Data excerpts:
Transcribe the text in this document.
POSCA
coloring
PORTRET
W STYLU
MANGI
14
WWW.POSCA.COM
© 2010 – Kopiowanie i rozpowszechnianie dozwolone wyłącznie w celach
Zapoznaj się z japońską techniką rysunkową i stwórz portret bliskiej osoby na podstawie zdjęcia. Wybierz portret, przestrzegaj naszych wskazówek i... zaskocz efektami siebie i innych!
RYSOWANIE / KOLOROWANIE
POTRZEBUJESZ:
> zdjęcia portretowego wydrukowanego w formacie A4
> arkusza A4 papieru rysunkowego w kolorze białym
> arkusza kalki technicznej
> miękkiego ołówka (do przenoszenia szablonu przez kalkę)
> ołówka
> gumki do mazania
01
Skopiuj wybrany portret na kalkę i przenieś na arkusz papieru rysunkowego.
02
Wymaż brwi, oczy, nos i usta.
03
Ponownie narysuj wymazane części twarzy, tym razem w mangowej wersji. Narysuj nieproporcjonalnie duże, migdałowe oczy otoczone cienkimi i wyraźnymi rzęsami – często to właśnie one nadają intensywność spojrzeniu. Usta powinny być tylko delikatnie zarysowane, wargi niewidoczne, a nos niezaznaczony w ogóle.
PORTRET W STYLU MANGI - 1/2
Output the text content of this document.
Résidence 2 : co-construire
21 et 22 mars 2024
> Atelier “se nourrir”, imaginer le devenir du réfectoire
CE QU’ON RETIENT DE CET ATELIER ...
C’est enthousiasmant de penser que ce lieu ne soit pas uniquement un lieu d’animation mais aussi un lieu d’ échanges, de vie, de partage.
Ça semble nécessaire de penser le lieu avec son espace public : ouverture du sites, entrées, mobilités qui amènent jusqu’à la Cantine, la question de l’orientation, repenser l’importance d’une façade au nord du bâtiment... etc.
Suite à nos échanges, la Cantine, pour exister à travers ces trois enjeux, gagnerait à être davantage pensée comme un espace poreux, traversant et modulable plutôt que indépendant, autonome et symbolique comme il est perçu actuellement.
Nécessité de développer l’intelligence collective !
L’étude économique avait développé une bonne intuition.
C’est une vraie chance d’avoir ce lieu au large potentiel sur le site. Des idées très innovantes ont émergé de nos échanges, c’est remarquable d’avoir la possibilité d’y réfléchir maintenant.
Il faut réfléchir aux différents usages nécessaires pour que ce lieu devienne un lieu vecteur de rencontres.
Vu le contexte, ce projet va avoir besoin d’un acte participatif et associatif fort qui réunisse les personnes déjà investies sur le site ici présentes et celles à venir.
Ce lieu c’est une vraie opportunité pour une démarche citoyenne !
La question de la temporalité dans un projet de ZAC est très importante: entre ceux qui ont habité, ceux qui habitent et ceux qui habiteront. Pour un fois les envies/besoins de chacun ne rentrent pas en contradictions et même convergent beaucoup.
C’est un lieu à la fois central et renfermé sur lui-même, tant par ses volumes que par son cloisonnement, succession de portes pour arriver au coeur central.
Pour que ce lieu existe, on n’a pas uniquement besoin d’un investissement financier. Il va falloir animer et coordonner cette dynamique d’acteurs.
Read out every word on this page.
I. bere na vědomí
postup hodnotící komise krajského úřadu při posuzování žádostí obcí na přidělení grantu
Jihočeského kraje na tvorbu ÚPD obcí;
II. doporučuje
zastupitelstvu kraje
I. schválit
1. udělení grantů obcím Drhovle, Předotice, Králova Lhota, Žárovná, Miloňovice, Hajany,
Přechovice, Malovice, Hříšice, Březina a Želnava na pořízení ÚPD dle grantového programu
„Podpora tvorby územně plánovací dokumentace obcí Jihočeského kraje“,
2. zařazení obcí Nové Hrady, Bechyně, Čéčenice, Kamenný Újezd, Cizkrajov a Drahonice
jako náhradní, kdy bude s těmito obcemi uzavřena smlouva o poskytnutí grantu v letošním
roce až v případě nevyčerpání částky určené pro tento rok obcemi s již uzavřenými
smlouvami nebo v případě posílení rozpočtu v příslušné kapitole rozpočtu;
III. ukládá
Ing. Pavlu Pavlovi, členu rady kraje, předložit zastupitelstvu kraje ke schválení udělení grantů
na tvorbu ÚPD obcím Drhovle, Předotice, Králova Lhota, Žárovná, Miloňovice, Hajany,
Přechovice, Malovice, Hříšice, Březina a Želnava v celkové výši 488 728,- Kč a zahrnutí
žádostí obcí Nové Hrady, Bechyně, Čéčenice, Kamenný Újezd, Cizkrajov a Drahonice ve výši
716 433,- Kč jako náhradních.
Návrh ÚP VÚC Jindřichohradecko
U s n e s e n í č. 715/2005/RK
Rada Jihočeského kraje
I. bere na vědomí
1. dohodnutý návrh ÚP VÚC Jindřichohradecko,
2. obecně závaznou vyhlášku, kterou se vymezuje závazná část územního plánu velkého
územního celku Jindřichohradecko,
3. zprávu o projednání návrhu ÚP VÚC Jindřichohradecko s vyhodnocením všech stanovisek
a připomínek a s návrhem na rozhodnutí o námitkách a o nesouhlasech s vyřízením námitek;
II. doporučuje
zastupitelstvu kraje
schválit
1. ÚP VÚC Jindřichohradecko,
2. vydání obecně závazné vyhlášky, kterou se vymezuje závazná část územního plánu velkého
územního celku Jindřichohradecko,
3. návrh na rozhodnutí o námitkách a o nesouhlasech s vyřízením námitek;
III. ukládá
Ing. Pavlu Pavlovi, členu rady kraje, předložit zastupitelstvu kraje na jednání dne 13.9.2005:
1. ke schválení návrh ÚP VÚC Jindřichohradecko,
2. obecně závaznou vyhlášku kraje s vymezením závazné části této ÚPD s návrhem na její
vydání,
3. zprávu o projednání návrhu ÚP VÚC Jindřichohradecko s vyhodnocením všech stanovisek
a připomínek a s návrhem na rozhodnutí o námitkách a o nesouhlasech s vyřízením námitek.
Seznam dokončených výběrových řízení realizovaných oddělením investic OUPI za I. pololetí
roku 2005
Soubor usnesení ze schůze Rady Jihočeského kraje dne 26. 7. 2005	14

Description of the task: In the records above, locate every line with the string "návrhem" and copy it.

Task output:
a připomínek a s návrhem na rozhodnutí o námitkách a o nesouhlasech s vyřízením námitek;
2. obecně závaznou vyhlášku kraje s vymezením závazné části této ÚPD s návrhem na její
a připomínek a s návrhem na rozhodnutí o námitkách a o nesouhlasech s vyřízením námitek.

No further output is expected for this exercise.